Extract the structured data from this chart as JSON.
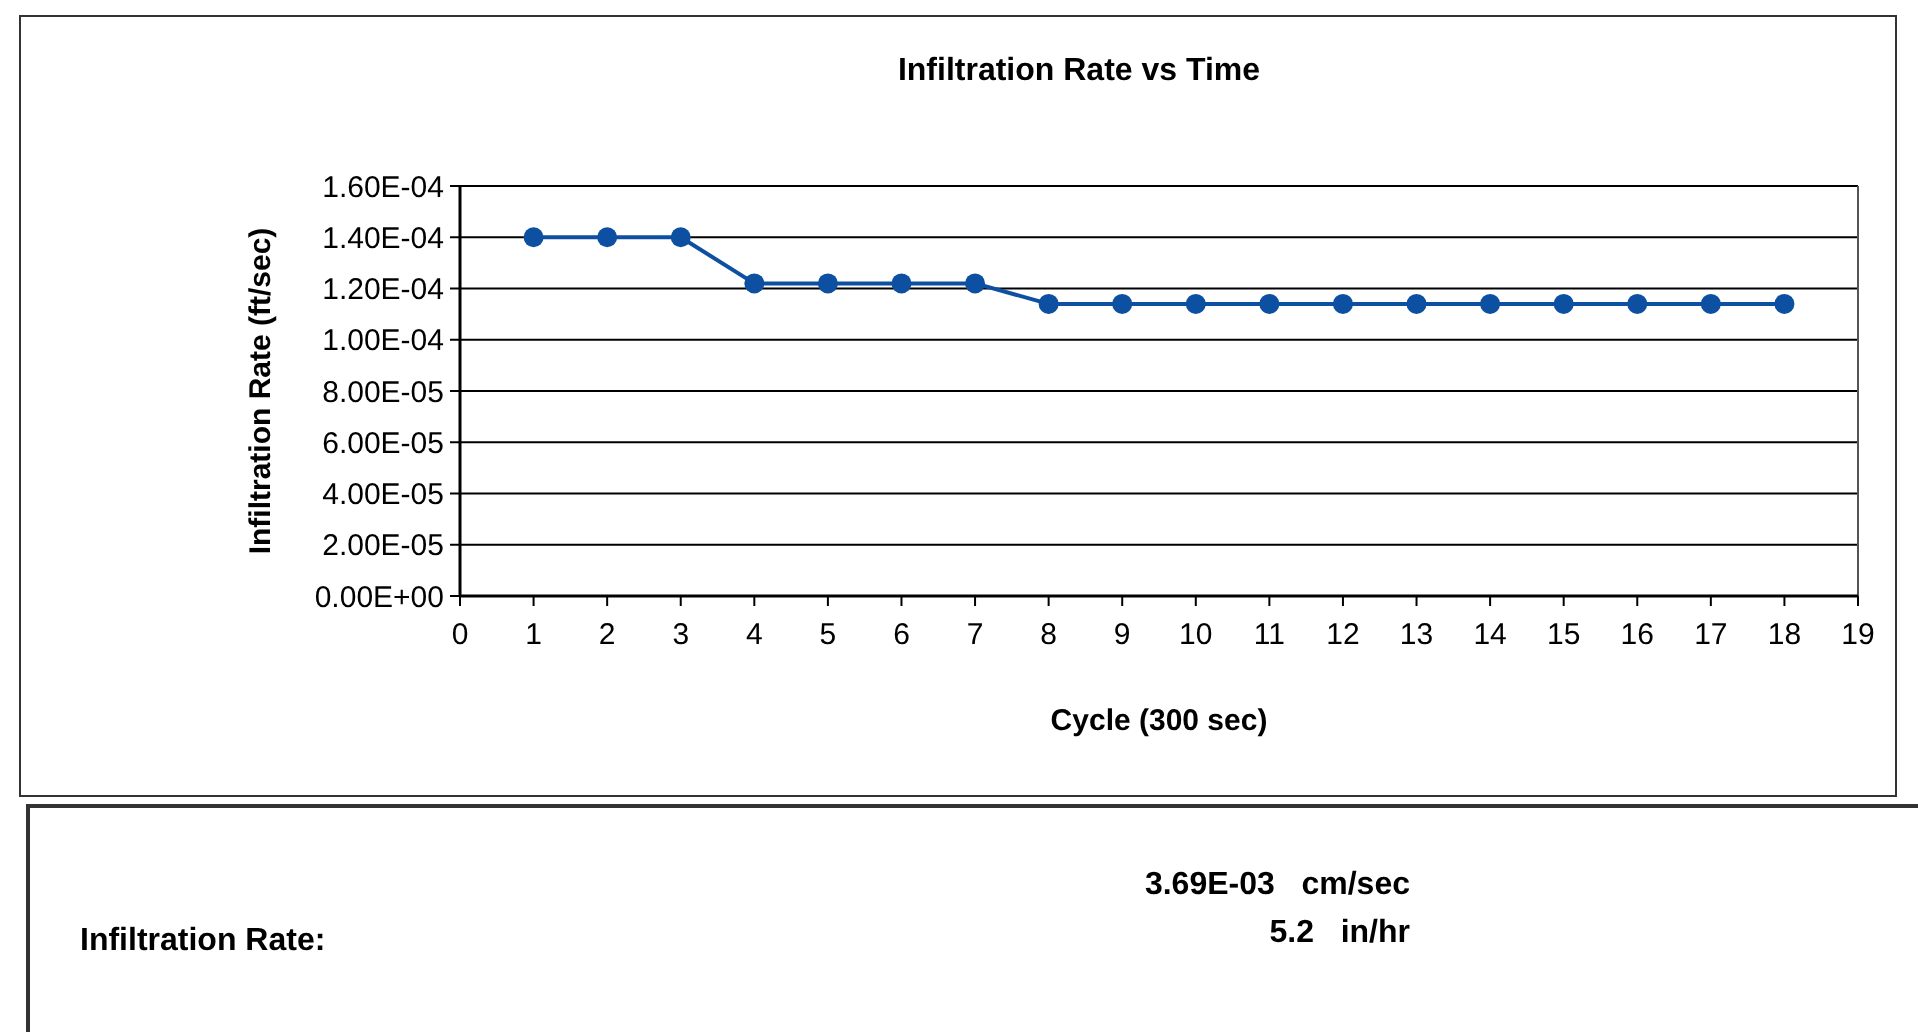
{
  "chart_data": {
    "type": "line",
    "title": "Infiltration Rate vs Time",
    "xlabel": "Cycle (300 sec)",
    "ylabel": "Infiltration Rate (ft/sec)",
    "x": [
      1,
      2,
      3,
      4,
      5,
      6,
      7,
      8,
      9,
      10,
      11,
      12,
      13,
      14,
      15,
      16,
      17,
      18
    ],
    "series": [
      {
        "color": "#0d4fa0",
        "values": [
          0.00014,
          0.00014,
          0.00014,
          0.000122,
          0.000122,
          0.000122,
          0.000122,
          0.000114,
          0.000114,
          0.000114,
          0.000114,
          0.000114,
          0.000114,
          0.000114,
          0.000114,
          0.000114,
          0.000114,
          0.000114
        ]
      }
    ],
    "xlim": [
      0,
      19
    ],
    "xticks": [
      0,
      1,
      2,
      3,
      4,
      5,
      6,
      7,
      8,
      9,
      10,
      11,
      12,
      13,
      14,
      15,
      16,
      17,
      18,
      19
    ],
    "ylim": [
      0,
      0.00016
    ],
    "yticks": [
      {
        "value": 0,
        "label": "0.00E+00"
      },
      {
        "value": 2e-05,
        "label": "2.00E-05"
      },
      {
        "value": 4e-05,
        "label": "4.00E-05"
      },
      {
        "value": 6e-05,
        "label": "6.00E-05"
      },
      {
        "value": 8e-05,
        "label": "8.00E-05"
      },
      {
        "value": 0.0001,
        "label": "1.00E-04"
      },
      {
        "value": 0.00012,
        "label": "1.20E-04"
      },
      {
        "value": 0.00014,
        "label": "1.40E-04"
      },
      {
        "value": 0.00016,
        "label": "1.60E-04"
      }
    ],
    "grid": "y",
    "marker": "circle",
    "line_style": "solid",
    "annotations": [
      "Infiltration Rate:",
      "3.69E-03   cm/sec",
      "5.2   in/hr"
    ]
  }
}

━━━━━━━━━━━━━━━━━━━━━━━━━━━━━━

■ GIVEN EXERCISE
Only a number is wanted here: how many lines in the data above include the string "Infiltration"?

■ EXERCISE OUTPUT
3